Data records
---
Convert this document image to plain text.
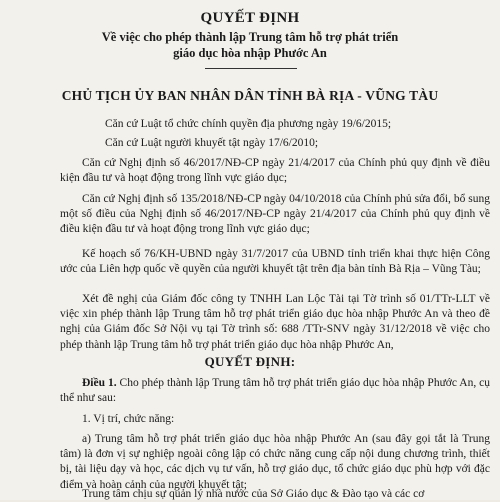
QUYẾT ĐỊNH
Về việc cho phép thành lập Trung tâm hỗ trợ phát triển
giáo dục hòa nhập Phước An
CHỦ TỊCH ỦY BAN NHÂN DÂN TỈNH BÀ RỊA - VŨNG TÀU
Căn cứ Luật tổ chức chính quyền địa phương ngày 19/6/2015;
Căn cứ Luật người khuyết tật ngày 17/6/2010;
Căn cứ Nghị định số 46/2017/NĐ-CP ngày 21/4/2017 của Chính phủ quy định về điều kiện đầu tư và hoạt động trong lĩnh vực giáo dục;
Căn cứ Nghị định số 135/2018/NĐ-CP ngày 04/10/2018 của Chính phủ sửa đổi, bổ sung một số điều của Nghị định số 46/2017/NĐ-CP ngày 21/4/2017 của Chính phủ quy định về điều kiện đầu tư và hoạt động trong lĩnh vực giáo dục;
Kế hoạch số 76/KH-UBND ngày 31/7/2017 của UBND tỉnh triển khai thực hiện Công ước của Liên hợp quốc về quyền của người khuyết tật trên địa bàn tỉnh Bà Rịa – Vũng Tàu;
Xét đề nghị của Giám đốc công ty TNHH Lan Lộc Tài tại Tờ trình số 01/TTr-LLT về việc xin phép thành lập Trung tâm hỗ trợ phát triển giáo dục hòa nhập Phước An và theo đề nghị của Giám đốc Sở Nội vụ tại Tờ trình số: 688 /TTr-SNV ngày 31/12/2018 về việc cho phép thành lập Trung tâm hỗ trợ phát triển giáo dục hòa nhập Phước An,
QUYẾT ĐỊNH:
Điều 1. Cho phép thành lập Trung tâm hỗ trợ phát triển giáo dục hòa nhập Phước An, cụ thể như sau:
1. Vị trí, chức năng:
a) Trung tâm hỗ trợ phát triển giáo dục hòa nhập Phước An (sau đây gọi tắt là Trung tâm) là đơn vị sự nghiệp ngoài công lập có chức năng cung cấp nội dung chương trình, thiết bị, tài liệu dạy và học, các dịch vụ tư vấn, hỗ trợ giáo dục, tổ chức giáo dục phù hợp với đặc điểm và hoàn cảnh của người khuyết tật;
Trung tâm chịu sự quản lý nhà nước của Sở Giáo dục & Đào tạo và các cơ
---
WRITTEN REQUEST
Repeat the data in full and exactly. Omit pictures.

EXPECTED OUTPUT
Convert this document image to plain text.
QUYẾT ĐỊNH
Về việc cho phép thành lập Trung tâm hỗ trợ phát triển
giáo dục hòa nhập Phước An
CHỦ TỊCH ỦY BAN NHÂN DÂN TỈNH BÀ RỊA - VŨNG TÀU
Căn cứ Luật tổ chức chính quyền địa phương ngày 19/6/2015;
Căn cứ Luật người khuyết tật ngày 17/6/2010;
Căn cứ Nghị định số 46/2017/NĐ-CP ngày 21/4/2017 của Chính phủ quy định về điều kiện đầu tư và hoạt động trong lĩnh vực giáo dục;
Căn cứ Nghị định số 135/2018/NĐ-CP ngày 04/10/2018 của Chính phủ sửa đổi, bổ sung một số điều của Nghị định số 46/2017/NĐ-CP ngày 21/4/2017 của Chính phủ quy định về điều kiện đầu tư và hoạt động trong lĩnh vực giáo dục;
Kế hoạch số 76/KH-UBND ngày 31/7/2017 của UBND tỉnh triển khai thực hiện Công ước của Liên hợp quốc về quyền của người khuyết tật trên địa bàn tỉnh Bà Rịa – Vũng Tàu;
Xét đề nghị của Giám đốc công ty TNHH Lan Lộc Tài tại Tờ trình số 01/TTr-LLT về việc xin phép thành lập Trung tâm hỗ trợ phát triển giáo dục hòa nhập Phước An và theo đề nghị của Giám đốc Sở Nội vụ tại Tờ trình số: 688 /TTr-SNV ngày 31/12/2018 về việc cho phép thành lập Trung tâm hỗ trợ phát triển giáo dục hòa nhập Phước An,
QUYẾT ĐỊNH:
Điều 1. Cho phép thành lập Trung tâm hỗ trợ phát triển giáo dục hòa nhập Phước An, cụ thể như sau:
1. Vị trí, chức năng:
a) Trung tâm hỗ trợ phát triển giáo dục hòa nhập Phước An (sau đây gọi tắt là Trung tâm) là đơn vị sự nghiệp ngoài công lập có chức năng cung cấp nội dung chương trình, thiết bị, tài liệu dạy và học, các dịch vụ tư vấn, hỗ trợ giáo dục, tổ chức giáo dục phù hợp với đặc điểm và hoàn cảnh của người khuyết tật;
Trung tâm chịu sự quản lý nhà nước của Sở Giáo dục & Đào tạo và các cơ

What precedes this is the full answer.